WHAT THE TASK REQUIRES
Repeat the whole listing exactly as written.

DATASET RECORDS
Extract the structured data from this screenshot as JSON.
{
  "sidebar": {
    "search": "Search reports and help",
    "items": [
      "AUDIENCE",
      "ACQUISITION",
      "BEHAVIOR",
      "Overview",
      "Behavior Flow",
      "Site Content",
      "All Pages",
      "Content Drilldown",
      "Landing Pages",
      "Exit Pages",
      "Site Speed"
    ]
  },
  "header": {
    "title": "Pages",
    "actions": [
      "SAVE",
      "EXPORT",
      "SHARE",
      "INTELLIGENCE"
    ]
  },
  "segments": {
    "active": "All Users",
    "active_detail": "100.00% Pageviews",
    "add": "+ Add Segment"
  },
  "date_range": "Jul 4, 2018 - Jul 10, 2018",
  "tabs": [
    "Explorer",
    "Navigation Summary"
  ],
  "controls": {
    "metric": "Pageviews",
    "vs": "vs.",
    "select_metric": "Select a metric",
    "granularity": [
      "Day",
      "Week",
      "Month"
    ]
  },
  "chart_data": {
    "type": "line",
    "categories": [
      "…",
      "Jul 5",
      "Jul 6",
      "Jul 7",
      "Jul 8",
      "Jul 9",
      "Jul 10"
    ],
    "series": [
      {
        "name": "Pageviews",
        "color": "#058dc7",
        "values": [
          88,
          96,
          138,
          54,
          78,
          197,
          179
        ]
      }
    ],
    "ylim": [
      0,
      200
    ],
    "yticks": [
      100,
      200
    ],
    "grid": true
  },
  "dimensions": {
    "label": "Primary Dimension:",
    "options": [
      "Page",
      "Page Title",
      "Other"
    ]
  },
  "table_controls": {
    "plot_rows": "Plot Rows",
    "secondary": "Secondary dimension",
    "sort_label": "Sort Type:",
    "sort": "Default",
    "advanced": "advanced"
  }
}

WRITTEN SOLUTION
Extract the structured data from this screenshot as JSON.
{
  "sidebar": {
    "search": "Search reports and help",
    "items": [
      "AUDIENCE",
      "ACQUISITION",
      "BEHAVIOR",
      "Overview",
      "Behavior Flow",
      "Site Content",
      "All Pages",
      "Content Drilldown",
      "Landing Pages",
      "Exit Pages",
      "Site Speed"
    ]
  },
  "header": {
    "title": "Pages",
    "actions": [
      "SAVE",
      "EXPORT",
      "SHARE",
      "INTELLIGENCE"
    ]
  },
  "segments": {
    "active": "All Users",
    "active_detail": "100.00% Pageviews",
    "add": "+ Add Segment"
  },
  "date_range": "Jul 4, 2018 - Jul 10, 2018",
  "tabs": [
    "Explorer",
    "Navigation Summary"
  ],
  "controls": {
    "metric": "Pageviews",
    "vs": "vs.",
    "select_metric": "Select a metric",
    "granularity": [
      "Day",
      "Week",
      "Month"
    ]
  },
  "chart_data": {
    "type": "line",
    "categories": [
      "…",
      "Jul 5",
      "Jul 6",
      "Jul 7",
      "Jul 8",
      "Jul 9",
      "Jul 10"
    ],
    "series": [
      {
        "name": "Pageviews",
        "color": "#058dc7",
        "values": [
          88,
          96,
          138,
          54,
          78,
          197,
          179
        ]
      }
    ],
    "ylim": [
      0,
      200
    ],
    "yticks": [
      100,
      200
    ],
    "grid": true
  },
  "dimensions": {
    "label": "Primary Dimension:",
    "options": [
      "Page",
      "Page Title",
      "Other"
    ]
  },
  "table_controls": {
    "plot_rows": "Plot Rows",
    "secondary": "Secondary dimension",
    "sort_label": "Sort Type:",
    "sort": "Default",
    "advanced": "advanced"
  }
}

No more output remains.